Task to complete: Count how many lines in the material below hold the word "screenshot"; the reply is that number alone.

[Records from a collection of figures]
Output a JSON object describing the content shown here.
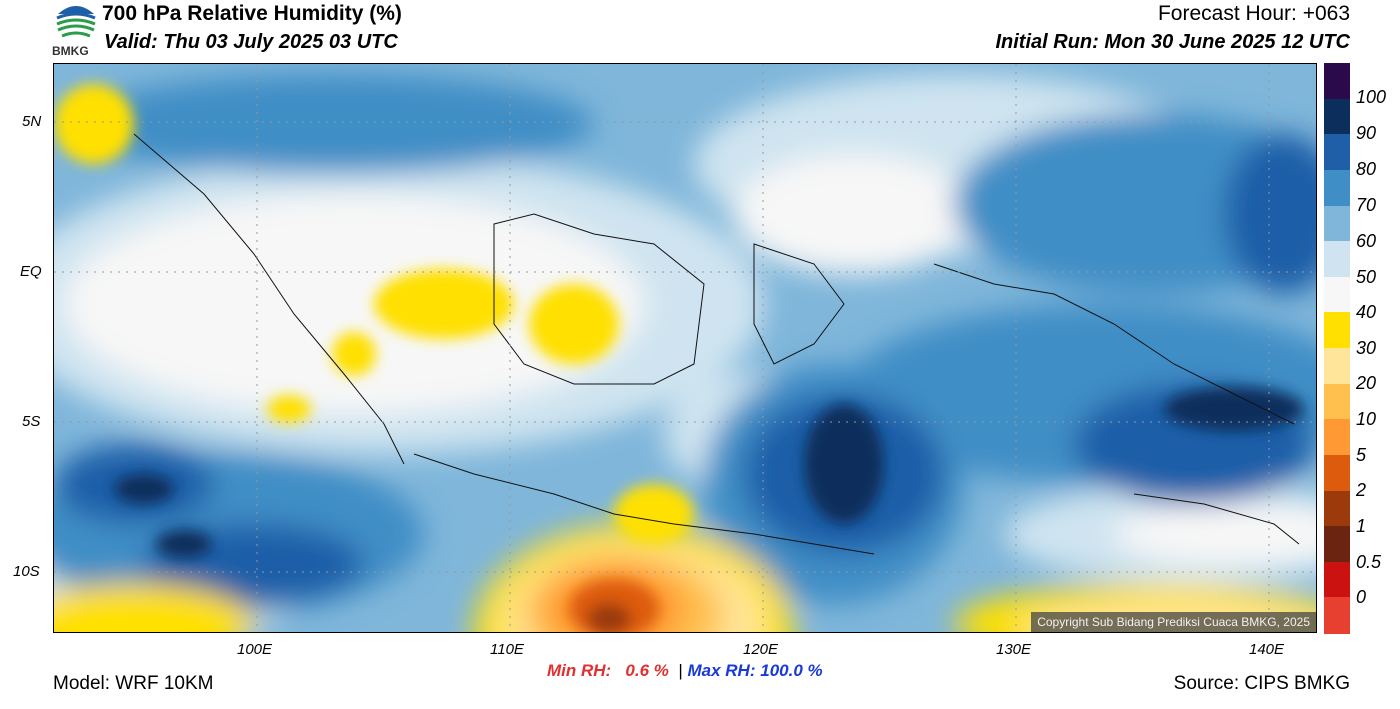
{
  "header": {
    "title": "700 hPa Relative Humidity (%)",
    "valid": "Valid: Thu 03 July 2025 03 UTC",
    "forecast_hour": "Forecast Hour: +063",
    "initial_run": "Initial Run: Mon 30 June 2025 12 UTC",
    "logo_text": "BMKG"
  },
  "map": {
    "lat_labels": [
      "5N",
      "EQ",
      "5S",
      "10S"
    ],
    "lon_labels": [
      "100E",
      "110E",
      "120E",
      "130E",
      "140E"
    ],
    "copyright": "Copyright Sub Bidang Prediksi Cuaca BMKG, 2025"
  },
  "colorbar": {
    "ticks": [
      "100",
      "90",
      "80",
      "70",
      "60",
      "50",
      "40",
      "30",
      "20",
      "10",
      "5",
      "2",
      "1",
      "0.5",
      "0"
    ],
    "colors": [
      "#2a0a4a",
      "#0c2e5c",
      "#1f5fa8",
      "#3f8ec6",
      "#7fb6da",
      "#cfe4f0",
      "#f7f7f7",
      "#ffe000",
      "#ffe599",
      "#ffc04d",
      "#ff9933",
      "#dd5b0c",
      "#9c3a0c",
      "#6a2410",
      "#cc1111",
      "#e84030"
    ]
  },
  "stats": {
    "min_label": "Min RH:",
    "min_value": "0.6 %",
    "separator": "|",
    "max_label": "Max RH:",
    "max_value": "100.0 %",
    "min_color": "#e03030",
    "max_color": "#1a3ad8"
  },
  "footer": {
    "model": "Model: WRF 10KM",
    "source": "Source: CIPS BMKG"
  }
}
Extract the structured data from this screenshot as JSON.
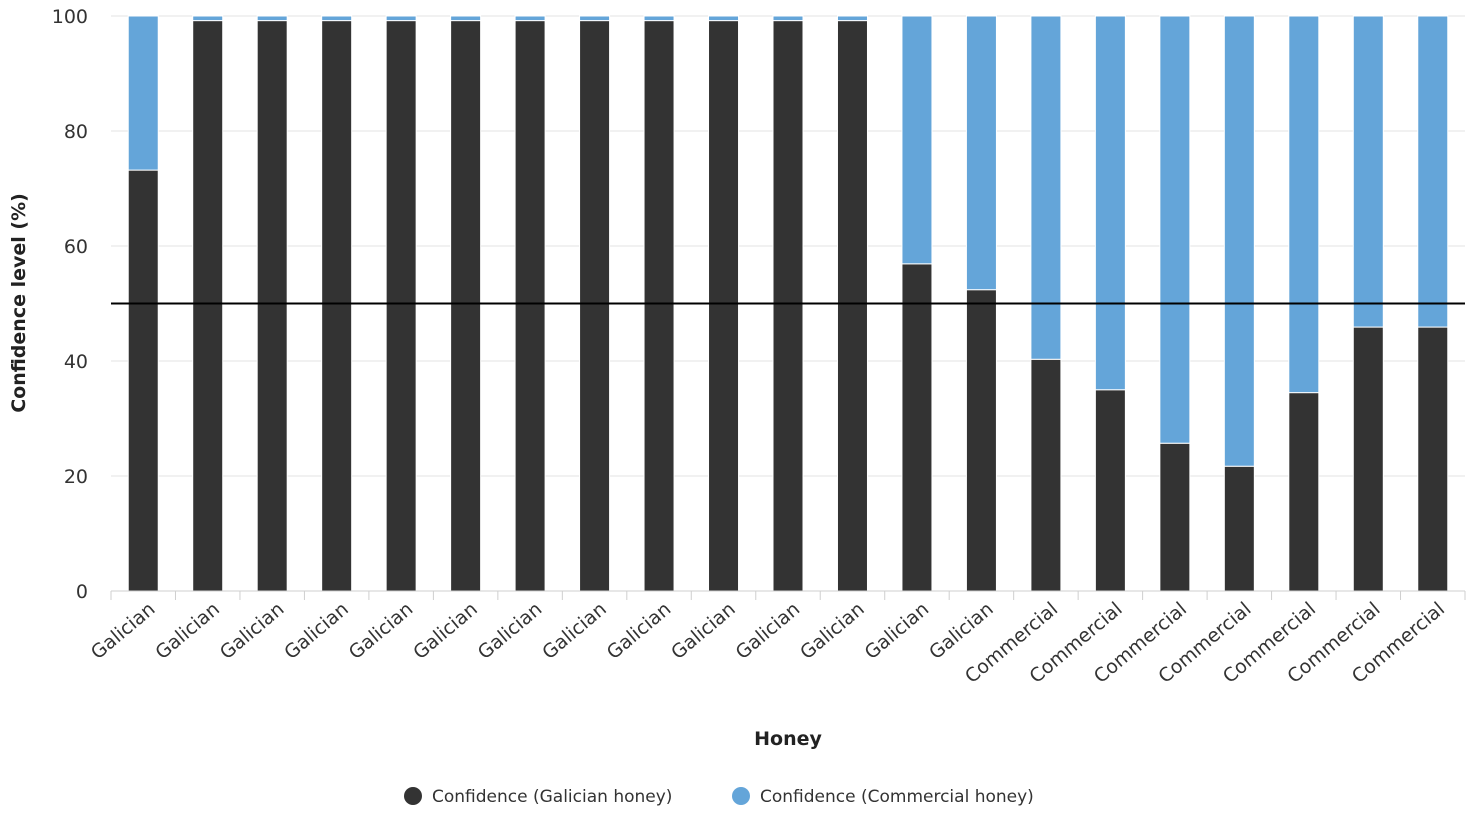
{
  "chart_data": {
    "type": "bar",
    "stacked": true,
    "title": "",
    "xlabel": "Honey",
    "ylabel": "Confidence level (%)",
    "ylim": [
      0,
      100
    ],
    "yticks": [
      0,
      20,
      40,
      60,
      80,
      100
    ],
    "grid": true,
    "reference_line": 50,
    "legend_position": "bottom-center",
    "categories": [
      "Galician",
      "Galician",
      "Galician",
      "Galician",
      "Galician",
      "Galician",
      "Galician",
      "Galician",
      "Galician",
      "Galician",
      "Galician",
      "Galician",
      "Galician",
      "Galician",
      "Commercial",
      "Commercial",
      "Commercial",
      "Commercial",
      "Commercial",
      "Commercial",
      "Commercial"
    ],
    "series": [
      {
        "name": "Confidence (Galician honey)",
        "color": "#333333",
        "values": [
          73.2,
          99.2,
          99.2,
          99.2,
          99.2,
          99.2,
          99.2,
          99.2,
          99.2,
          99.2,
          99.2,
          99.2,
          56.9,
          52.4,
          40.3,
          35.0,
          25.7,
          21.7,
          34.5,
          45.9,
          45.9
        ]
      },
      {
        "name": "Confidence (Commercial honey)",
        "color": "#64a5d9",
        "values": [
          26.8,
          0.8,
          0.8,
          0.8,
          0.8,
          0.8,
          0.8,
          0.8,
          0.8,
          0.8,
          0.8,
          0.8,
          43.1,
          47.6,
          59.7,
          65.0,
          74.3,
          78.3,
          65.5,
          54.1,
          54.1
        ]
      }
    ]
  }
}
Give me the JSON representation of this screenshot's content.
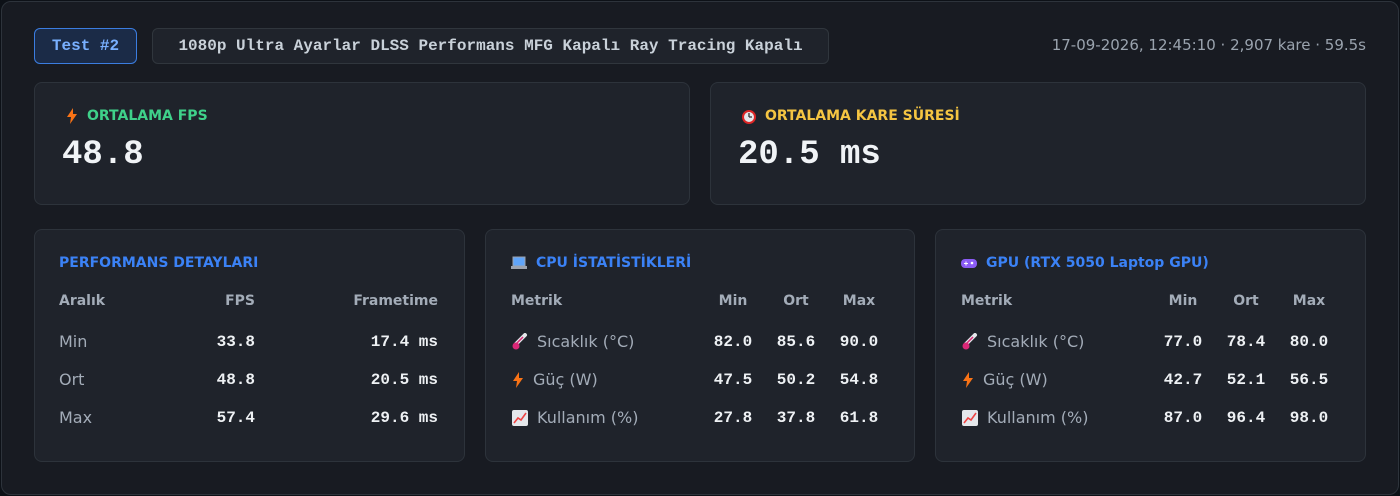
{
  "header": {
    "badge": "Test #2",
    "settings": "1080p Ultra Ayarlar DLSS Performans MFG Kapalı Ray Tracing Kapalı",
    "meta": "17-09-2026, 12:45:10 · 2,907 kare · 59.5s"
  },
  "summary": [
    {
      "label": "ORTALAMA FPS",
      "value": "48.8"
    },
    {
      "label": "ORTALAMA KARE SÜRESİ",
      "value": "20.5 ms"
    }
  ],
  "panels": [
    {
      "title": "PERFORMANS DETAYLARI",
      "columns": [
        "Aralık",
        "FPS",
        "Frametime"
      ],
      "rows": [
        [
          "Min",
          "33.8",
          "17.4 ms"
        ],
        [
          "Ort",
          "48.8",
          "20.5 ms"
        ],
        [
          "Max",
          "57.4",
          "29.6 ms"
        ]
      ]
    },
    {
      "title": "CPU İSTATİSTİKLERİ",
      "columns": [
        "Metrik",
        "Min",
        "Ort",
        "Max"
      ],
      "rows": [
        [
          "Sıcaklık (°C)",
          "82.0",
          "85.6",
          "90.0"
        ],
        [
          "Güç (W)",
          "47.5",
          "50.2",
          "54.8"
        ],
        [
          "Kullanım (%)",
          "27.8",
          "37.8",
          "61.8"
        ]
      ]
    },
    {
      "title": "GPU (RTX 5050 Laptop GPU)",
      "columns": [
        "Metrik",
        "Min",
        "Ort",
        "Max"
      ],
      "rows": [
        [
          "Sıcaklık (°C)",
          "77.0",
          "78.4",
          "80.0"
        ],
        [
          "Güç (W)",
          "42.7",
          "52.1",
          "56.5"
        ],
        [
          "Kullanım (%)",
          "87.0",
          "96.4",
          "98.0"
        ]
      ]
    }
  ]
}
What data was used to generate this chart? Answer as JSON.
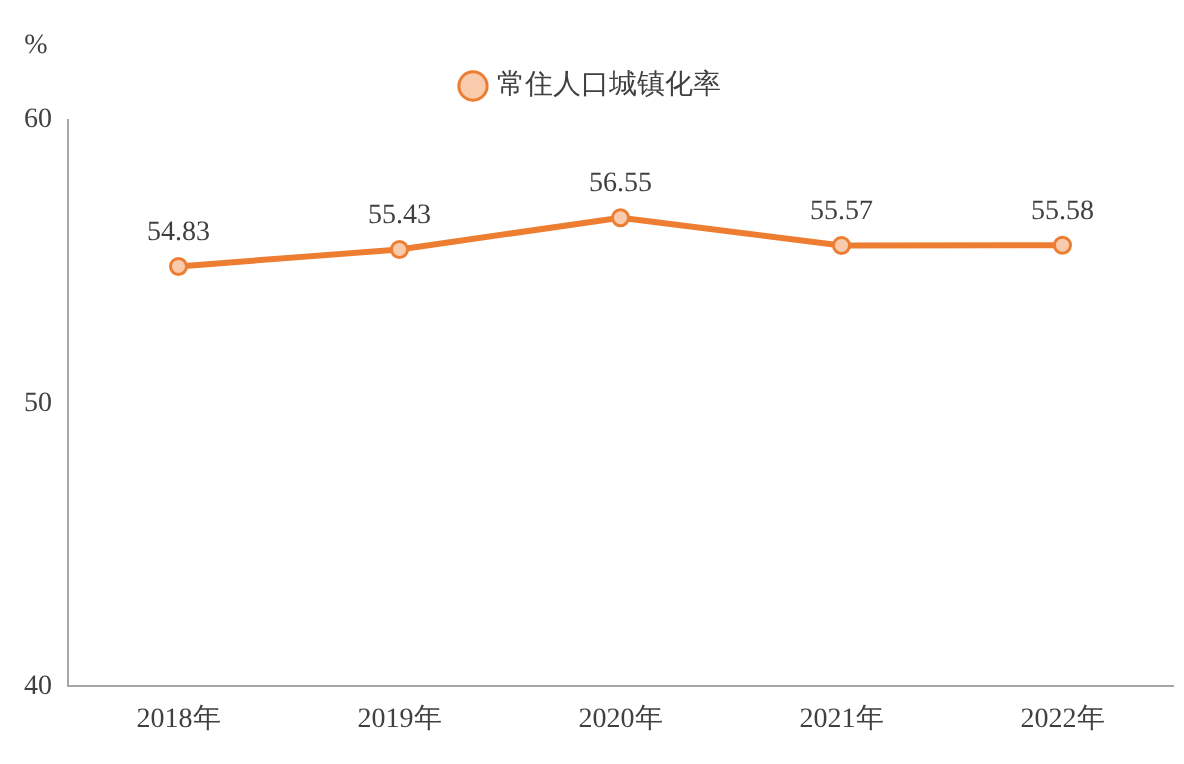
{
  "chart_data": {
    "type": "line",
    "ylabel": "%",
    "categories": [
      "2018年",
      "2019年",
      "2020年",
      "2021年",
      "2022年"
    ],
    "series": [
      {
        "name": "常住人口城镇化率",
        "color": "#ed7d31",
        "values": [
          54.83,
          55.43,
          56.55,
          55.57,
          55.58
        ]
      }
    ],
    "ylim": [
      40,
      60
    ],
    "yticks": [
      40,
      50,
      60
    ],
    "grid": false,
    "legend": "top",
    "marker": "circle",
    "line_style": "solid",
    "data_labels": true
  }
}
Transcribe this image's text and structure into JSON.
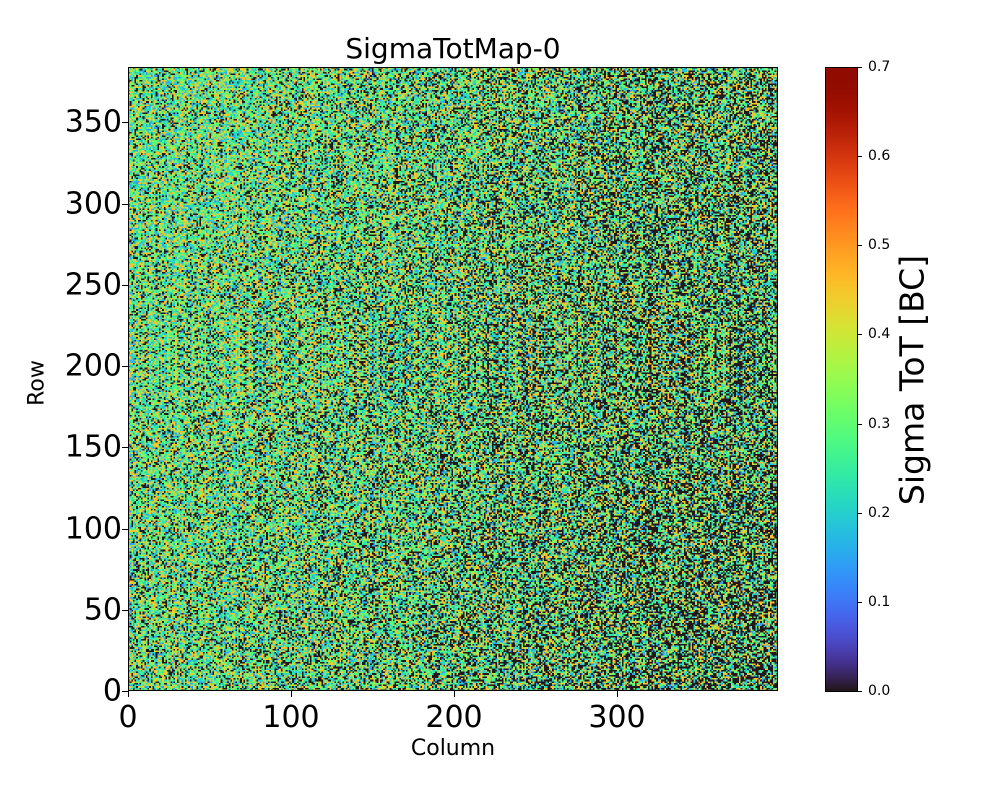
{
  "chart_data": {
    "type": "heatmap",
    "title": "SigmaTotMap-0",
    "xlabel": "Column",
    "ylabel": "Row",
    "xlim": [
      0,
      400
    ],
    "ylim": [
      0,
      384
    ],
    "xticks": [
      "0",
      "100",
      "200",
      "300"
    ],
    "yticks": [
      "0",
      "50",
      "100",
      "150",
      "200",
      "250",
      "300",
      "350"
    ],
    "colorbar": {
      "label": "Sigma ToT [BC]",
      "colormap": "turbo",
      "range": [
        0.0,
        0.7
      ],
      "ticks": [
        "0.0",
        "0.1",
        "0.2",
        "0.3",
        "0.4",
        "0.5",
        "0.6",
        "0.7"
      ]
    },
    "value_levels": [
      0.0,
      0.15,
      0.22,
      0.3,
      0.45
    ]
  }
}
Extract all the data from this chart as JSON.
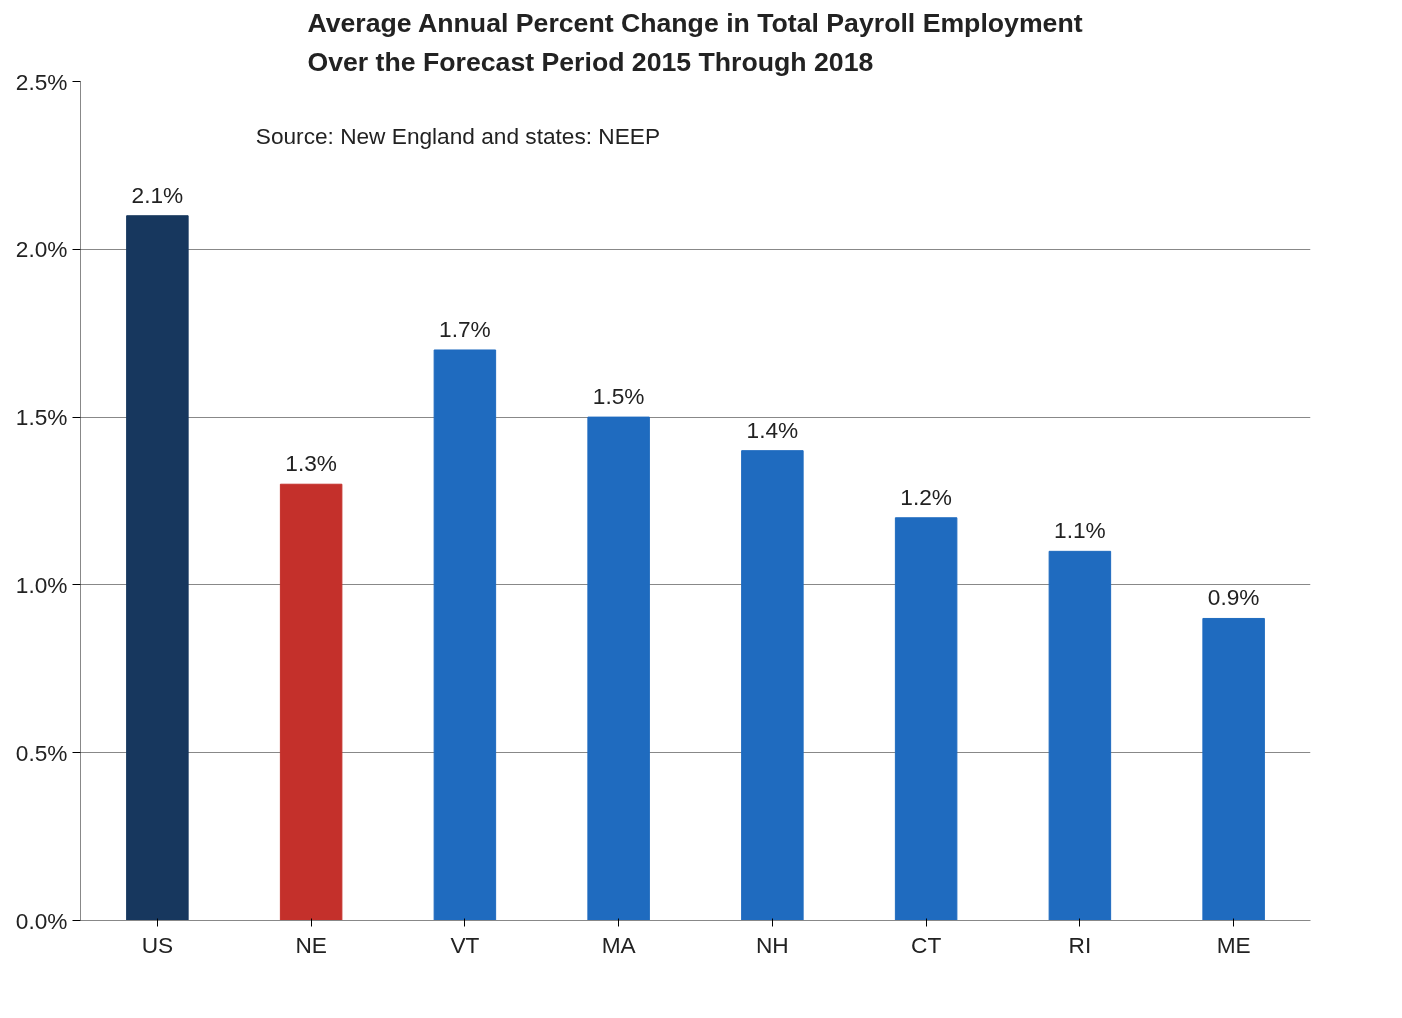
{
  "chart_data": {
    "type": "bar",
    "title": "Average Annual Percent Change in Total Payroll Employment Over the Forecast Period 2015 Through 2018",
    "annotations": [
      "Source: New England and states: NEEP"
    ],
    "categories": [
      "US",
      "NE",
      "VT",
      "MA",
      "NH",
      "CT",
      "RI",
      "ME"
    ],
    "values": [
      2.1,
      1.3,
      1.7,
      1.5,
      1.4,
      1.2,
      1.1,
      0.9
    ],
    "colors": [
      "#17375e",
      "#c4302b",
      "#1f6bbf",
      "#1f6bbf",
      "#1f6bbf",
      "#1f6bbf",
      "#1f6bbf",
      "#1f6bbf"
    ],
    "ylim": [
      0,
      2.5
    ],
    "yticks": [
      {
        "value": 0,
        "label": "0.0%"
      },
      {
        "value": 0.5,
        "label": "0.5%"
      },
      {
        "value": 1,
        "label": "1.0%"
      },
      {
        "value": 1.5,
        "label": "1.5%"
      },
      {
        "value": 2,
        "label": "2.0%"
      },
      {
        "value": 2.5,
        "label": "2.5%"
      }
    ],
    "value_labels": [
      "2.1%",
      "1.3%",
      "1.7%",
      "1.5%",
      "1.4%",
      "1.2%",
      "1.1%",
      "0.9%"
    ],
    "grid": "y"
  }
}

The completed task: 2